## WHAT YOU HAVE TO DO
Print all records exactly, leaving nothing out.
## start
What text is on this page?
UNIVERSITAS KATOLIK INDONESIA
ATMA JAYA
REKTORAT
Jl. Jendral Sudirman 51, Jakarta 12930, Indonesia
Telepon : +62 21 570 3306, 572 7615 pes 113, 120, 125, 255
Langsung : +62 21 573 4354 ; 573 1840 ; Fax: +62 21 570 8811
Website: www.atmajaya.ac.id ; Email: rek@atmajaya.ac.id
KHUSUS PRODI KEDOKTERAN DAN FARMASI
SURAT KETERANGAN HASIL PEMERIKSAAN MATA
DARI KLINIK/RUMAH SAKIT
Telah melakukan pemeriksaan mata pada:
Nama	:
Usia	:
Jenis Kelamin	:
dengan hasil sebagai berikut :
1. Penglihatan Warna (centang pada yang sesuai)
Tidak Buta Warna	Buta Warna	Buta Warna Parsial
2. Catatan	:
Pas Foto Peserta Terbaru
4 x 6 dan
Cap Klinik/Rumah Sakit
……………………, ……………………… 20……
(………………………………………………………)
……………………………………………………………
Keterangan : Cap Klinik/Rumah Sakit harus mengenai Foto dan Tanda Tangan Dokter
## end
## IN RESPONSE
What text is on this page?
UNIVERSITAS KATOLIK INDONESIA
ATMA JAYA
REKTORAT
Jl. Jendral Sudirman 51, Jakarta 12930, Indonesia
Telepon : +62 21 570 3306, 572 7615 pes 113, 120, 125, 255
Langsung : +62 21 573 4354 ; 573 1840 ; Fax: +62 21 570 8811
Website: www.atmajaya.ac.id ; Email: rek@atmajaya.ac.id
KHUSUS PRODI KEDOKTERAN DAN FARMASI
SURAT KETERANGAN HASIL PEMERIKSAAN MATA
DARI KLINIK/RUMAH SAKIT
Telah melakukan pemeriksaan mata pada:
Nama	:
Usia	:
Jenis Kelamin	:
dengan hasil sebagai berikut :
1. Penglihatan Warna (centang pada yang sesuai)
Tidak Buta Warna	Buta Warna	Buta Warna Parsial
2. Catatan	:
Pas Foto Peserta Terbaru
4 x 6 dan
Cap Klinik/Rumah Sakit
……………………, ……………………… 20……
(………………………………………………………)
……………………………………………………………
Keterangan : Cap Klinik/Rumah Sakit harus mengenai Foto dan Tanda Tangan Dokter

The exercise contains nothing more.